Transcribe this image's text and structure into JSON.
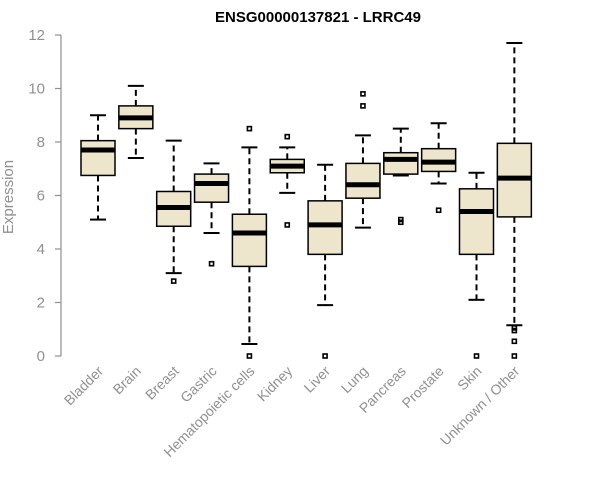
{
  "chart_data": {
    "type": "boxplot",
    "title": "ENSG00000137821 - LRRC49",
    "xlabel": "",
    "ylabel": "Expression",
    "ylim": [
      0,
      12
    ],
    "yticks": [
      0,
      2,
      4,
      6,
      8,
      10,
      12
    ],
    "grid": false,
    "box_color": "#ede5cc",
    "categories": [
      "Bladder",
      "Brain",
      "Breast",
      "Gastric",
      "Hematopoietic cells",
      "Kidney",
      "Liver",
      "Lung",
      "Pancreas",
      "Prostate",
      "Skin",
      "Unknown / Other"
    ],
    "boxes": [
      {
        "category": "Bladder",
        "min": 5.1,
        "q1": 6.75,
        "median": 7.7,
        "q3": 8.05,
        "max": 9.0,
        "outliers": []
      },
      {
        "category": "Brain",
        "min": 7.4,
        "q1": 8.5,
        "median": 8.9,
        "q3": 9.35,
        "max": 10.1,
        "outliers": []
      },
      {
        "category": "Breast",
        "min": 3.1,
        "q1": 4.85,
        "median": 5.55,
        "q3": 6.15,
        "max": 8.05,
        "outliers": [
          2.8
        ]
      },
      {
        "category": "Gastric",
        "min": 4.6,
        "q1": 5.75,
        "median": 6.45,
        "q3": 6.8,
        "max": 7.2,
        "outliers": [
          3.45
        ]
      },
      {
        "category": "Hematopoietic cells",
        "min": 0.45,
        "q1": 3.35,
        "median": 4.6,
        "q3": 5.3,
        "max": 7.8,
        "outliers": [
          8.5,
          0.0
        ]
      },
      {
        "category": "Kidney",
        "min": 6.1,
        "q1": 6.85,
        "median": 7.1,
        "q3": 7.35,
        "max": 7.8,
        "outliers": [
          8.2,
          4.9
        ]
      },
      {
        "category": "Liver",
        "min": 1.9,
        "q1": 3.8,
        "median": 4.9,
        "q3": 5.8,
        "max": 7.15,
        "outliers": [
          0.0
        ]
      },
      {
        "category": "Lung",
        "min": 4.8,
        "q1": 5.9,
        "median": 6.4,
        "q3": 7.2,
        "max": 8.25,
        "outliers": [
          9.35,
          9.8
        ]
      },
      {
        "category": "Pancreas",
        "min": 6.75,
        "q1": 6.8,
        "median": 7.35,
        "q3": 7.6,
        "max": 8.5,
        "outliers": [
          5.0,
          5.1
        ]
      },
      {
        "category": "Prostate",
        "min": 6.45,
        "q1": 6.9,
        "median": 7.25,
        "q3": 7.75,
        "max": 8.7,
        "outliers": [
          5.45
        ]
      },
      {
        "category": "Skin",
        "min": 2.1,
        "q1": 3.8,
        "median": 5.4,
        "q3": 6.25,
        "max": 6.85,
        "outliers": [
          0.0
        ]
      },
      {
        "category": "Unknown / Other",
        "min": 1.15,
        "q1": 5.2,
        "median": 6.65,
        "q3": 7.95,
        "max": 11.7,
        "outliers": [
          1.05,
          0.95,
          0.55,
          0.0
        ]
      }
    ]
  }
}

+++

Exercise prompt
Across the records above, in how many lines does the string "Unknown" appear? Reply with the figure alone.

Reply to the exercise
2